TASK BRIEF: The entries below should be quoted exactly, with no pictures carried over.
start PROVIDED DATA
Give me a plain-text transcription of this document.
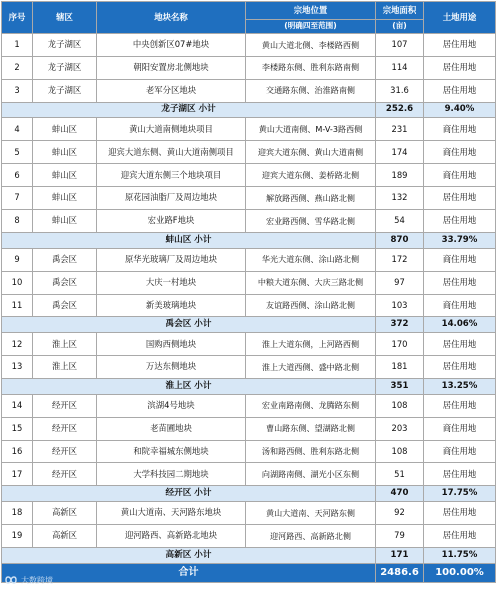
序号	辖区	地块名称	宗地位置	宗地面积	土地用途
			(明确四至范围)	(亩)	
1	龙子湖区	中央创新区07#地块	黄山大道北侧、李楼路西侧	107	居住用地
2	龙子湖区	朝阳安置房北侧地块	李楼路东侧、胜利东路南侧	114	居住用地
3	龙子湖区	老军分区地块	交通路东侧、治淮路南侧	31.6	居住用地
龙子湖区 小计				252.6	9.40%
4	蚌山区	黄山大道南侧地块项目	黄山大道南侧、M-V-3路西侧	231	商住用地
5	蚌山区	迎宾大道东侧、黄山大道南侧项目	迎宾大道东侧、黄山大道南侧	174	商住用地
6	蚌山区	迎宾大道东侧三个地块项目	迎宾大道东侧、姜桥路北侧	189	商住用地
7	蚌山区	原花园油脂厂及周边地块	解放路西侧、燕山路北侧	132	居住用地
8	蚌山区	宏业路F地块	宏业路西侧、雪华路北侧	54	居住用地
蚌山区 小计				870	33.79%
9	禹会区	原华光玻璃厂及周边地块	华光大道东侧、涂山路北侧	172	商住用地
10	禹会区	大庆一村地块	中粮大道东侧、大庆三路北侧	97	居住用地
11	禹会区	新美玻璃地块	友谊路西侧、涂山路北侧	103	商住用地
禹会区 小计				372	14.06%
12	淮上区	国购西侧地块	淮上大道东侧，上河路西侧	170	居住用地
13	淮上区	万达东侧地块	淮上大道西侧、盛中路北侧	181	居住用地
淮上区 小计				351	13.25%
14	经开区	滨湖4号地块	宏业南路南侧、龙腾路东侧	108	居住用地
15	经开区	老苗圃地块	曹山路东侧、望湖路北侧	203	商住用地
16	经开区	和院幸福城东侧地块	汤和路西侧、胜利东路北侧	108	商住用地
17	经开区	大学科技园二期地块	向湖路南侧、湖光小区东侧	51	居住用地
经开区 小计				470	17.75%
18	高新区	黄山大道南、天河路东地块	黄山大道南、天河路东侧	92	居住用地
19	高新区	迎河路西、高新路北地块	迎河路西、高新路北侧	79	居住用地
高新区 小计				171	11.75%
合计				2486.6	100.00%
大数跨境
end PROVIDED DATA
SOLUTION:
Give me a plain-text transcription of this document.
序号	辖区	地块名称	宗地位置	宗地面积	土地用途
			(明确四至范围)	(亩)	
1	龙子湖区	中央创新区07#地块	黄山大道北侧、李楼路西侧	107	居住用地
2	龙子湖区	朝阳安置房北侧地块	李楼路东侧、胜利东路南侧	114	居住用地
3	龙子湖区	老军分区地块	交通路东侧、治淮路南侧	31.6	居住用地
龙子湖区 小计				252.6	9.40%
4	蚌山区	黄山大道南侧地块项目	黄山大道南侧、M-V-3路西侧	231	商住用地
5	蚌山区	迎宾大道东侧、黄山大道南侧项目	迎宾大道东侧、黄山大道南侧	174	商住用地
6	蚌山区	迎宾大道东侧三个地块项目	迎宾大道东侧、姜桥路北侧	189	商住用地
7	蚌山区	原花园油脂厂及周边地块	解放路西侧、燕山路北侧	132	居住用地
8	蚌山区	宏业路F地块	宏业路西侧、雪华路北侧	54	居住用地
蚌山区 小计				870	33.79%
9	禹会区	原华光玻璃厂及周边地块	华光大道东侧、涂山路北侧	172	商住用地
10	禹会区	大庆一村地块	中粮大道东侧、大庆三路北侧	97	居住用地
11	禹会区	新美玻璃地块	友谊路西侧、涂山路北侧	103	商住用地
禹会区 小计				372	14.06%
12	淮上区	国购西侧地块	淮上大道东侧，上河路西侧	170	居住用地
13	淮上区	万达东侧地块	淮上大道西侧、盛中路北侧	181	居住用地
淮上区 小计				351	13.25%
14	经开区	滨湖4号地块	宏业南路南侧、龙腾路东侧	108	居住用地
15	经开区	老苗圃地块	曹山路东侧、望湖路北侧	203	商住用地
16	经开区	和院幸福城东侧地块	汤和路西侧、胜利东路北侧	108	商住用地
17	经开区	大学科技园二期地块	向湖路南侧、湖光小区东侧	51	居住用地
经开区 小计				470	17.75%
18	高新区	黄山大道南、天河路东地块	黄山大道南、天河路东侧	92	居住用地
19	高新区	迎河路西、高新路北地块	迎河路西、高新路北侧	79	居住用地
高新区 小计				171	11.75%
合计				2486.6	100.00%
大数跨境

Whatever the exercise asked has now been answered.